How many of the lines contain the string "color"? Give the number, with no other words.

======== Task inputs

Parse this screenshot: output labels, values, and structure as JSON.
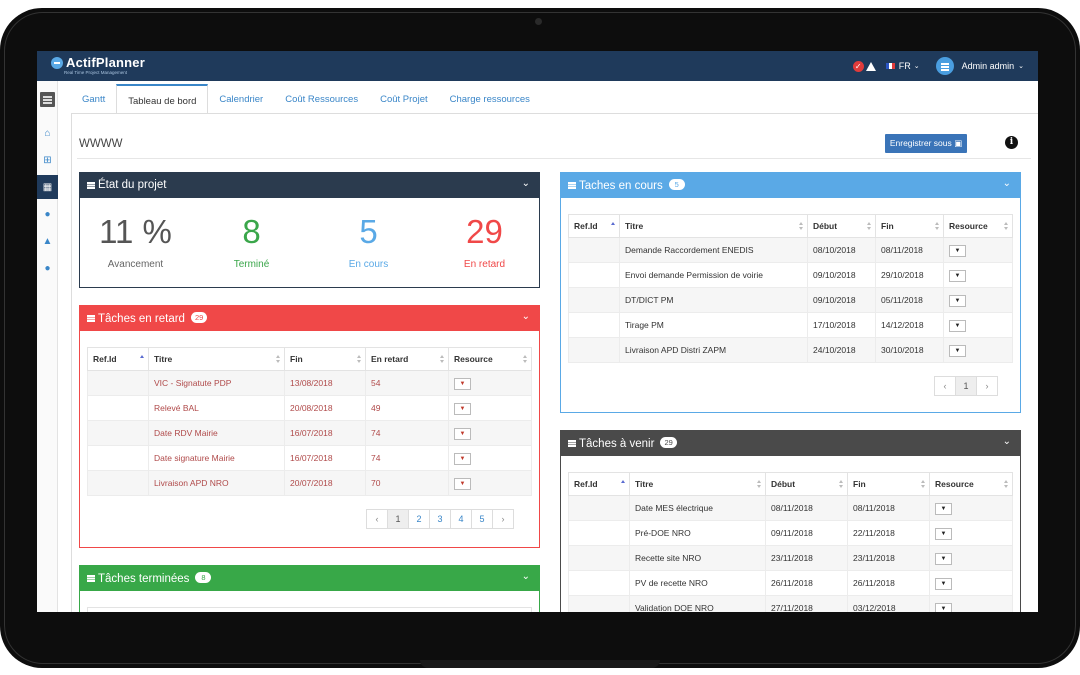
{
  "app": {
    "name": "ActifPlanner",
    "tagline": "Real Time Project Management"
  },
  "topbar": {
    "language": "FR",
    "user": "Admin admin",
    "alert_icons": [
      "check-circle-icon",
      "warning-icon"
    ]
  },
  "sidebar": [
    "menu-toggle-icon",
    "home-icon",
    "sitemap-icon",
    "calendar-icon",
    "user-icon",
    "warning-icon",
    "user-icon"
  ],
  "tabs": [
    {
      "label": "Gantt",
      "active": false
    },
    {
      "label": "Tableau de bord",
      "active": true
    },
    {
      "label": "Calendrier",
      "active": false
    },
    {
      "label": "Coût Ressources",
      "active": false
    },
    {
      "label": "Coût Projet",
      "active": false
    },
    {
      "label": "Charge ressources",
      "active": false
    }
  ],
  "page": {
    "title": "WWWW",
    "save_label": "Enregistrer sous"
  },
  "etat": {
    "title": "État du projet",
    "color": "#2b3b4e",
    "stats": [
      {
        "value": "11 %",
        "label": "Avancement",
        "color": "#555555"
      },
      {
        "value": "8",
        "label": "Terminé",
        "color": "#3aa64a"
      },
      {
        "value": "5",
        "label": "En cours",
        "color": "#5aa9e6"
      },
      {
        "value": "29",
        "label": "En retard",
        "color": "#f04848"
      }
    ]
  },
  "retard": {
    "title": "Tâches en retard",
    "badge": "29",
    "color": "#f04848",
    "columns": [
      "Ref.Id",
      "Titre",
      "Fin",
      "En retard",
      "Resource"
    ],
    "rows": [
      {
        "ref": "",
        "titre": "VIC - Signatute PDP",
        "fin": "13/08/2018",
        "retard": "54"
      },
      {
        "ref": "",
        "titre": "Relevé BAL",
        "fin": "20/08/2018",
        "retard": "49"
      },
      {
        "ref": "",
        "titre": "Date RDV Mairie",
        "fin": "16/07/2018",
        "retard": "74"
      },
      {
        "ref": "",
        "titre": "Date signature Mairie",
        "fin": "16/07/2018",
        "retard": "74"
      },
      {
        "ref": "",
        "titre": "Livraison APD NRO",
        "fin": "20/07/2018",
        "retard": "70"
      }
    ],
    "pager": {
      "prev": "‹",
      "pages": [
        "1",
        "2",
        "3",
        "4",
        "5"
      ],
      "next": "›"
    }
  },
  "terminees": {
    "title": "Tâches terminées",
    "badge": "8",
    "color": "#38a848"
  },
  "en_cours": {
    "title": "Taches en cours",
    "badge": "5",
    "color": "#5aa9e6",
    "columns": [
      "Ref.Id",
      "Titre",
      "Début",
      "Fin",
      "Resource"
    ],
    "rows": [
      {
        "ref": "",
        "titre": "Demande Raccordement ENEDIS",
        "debut": "08/10/2018",
        "fin": "08/11/2018"
      },
      {
        "ref": "",
        "titre": "Envoi demande Permission de voirie",
        "debut": "09/10/2018",
        "fin": "29/10/2018"
      },
      {
        "ref": "",
        "titre": "DT/DICT PM",
        "debut": "09/10/2018",
        "fin": "05/11/2018"
      },
      {
        "ref": "",
        "titre": "Tirage PM",
        "debut": "17/10/2018",
        "fin": "14/12/2018"
      },
      {
        "ref": "",
        "titre": "Livraison APD Distri ZAPM",
        "debut": "24/10/2018",
        "fin": "30/10/2018"
      }
    ],
    "pager": {
      "prev": "‹",
      "pages": [
        "1"
      ],
      "next": "›"
    }
  },
  "a_venir": {
    "title": "Tâches à venir",
    "badge": "29",
    "color": "#4a4a4a",
    "columns": [
      "Ref.Id",
      "Titre",
      "Début",
      "Fin",
      "Resource"
    ],
    "rows": [
      {
        "ref": "",
        "titre": "Date MES électrique",
        "debut": "08/11/2018",
        "fin": "08/11/2018"
      },
      {
        "ref": "",
        "titre": "Pré-DOE NRO",
        "debut": "09/11/2018",
        "fin": "22/11/2018"
      },
      {
        "ref": "",
        "titre": "Recette site NRO",
        "debut": "23/11/2018",
        "fin": "23/11/2018"
      },
      {
        "ref": "",
        "titre": "PV de recette NRO",
        "debut": "26/11/2018",
        "fin": "26/11/2018"
      },
      {
        "ref": "",
        "titre": "Validation DOE NRO",
        "debut": "27/11/2018",
        "fin": "03/12/2018"
      }
    ]
  },
  "dropdown_glyph": "▼"
}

================

Result for this task: 9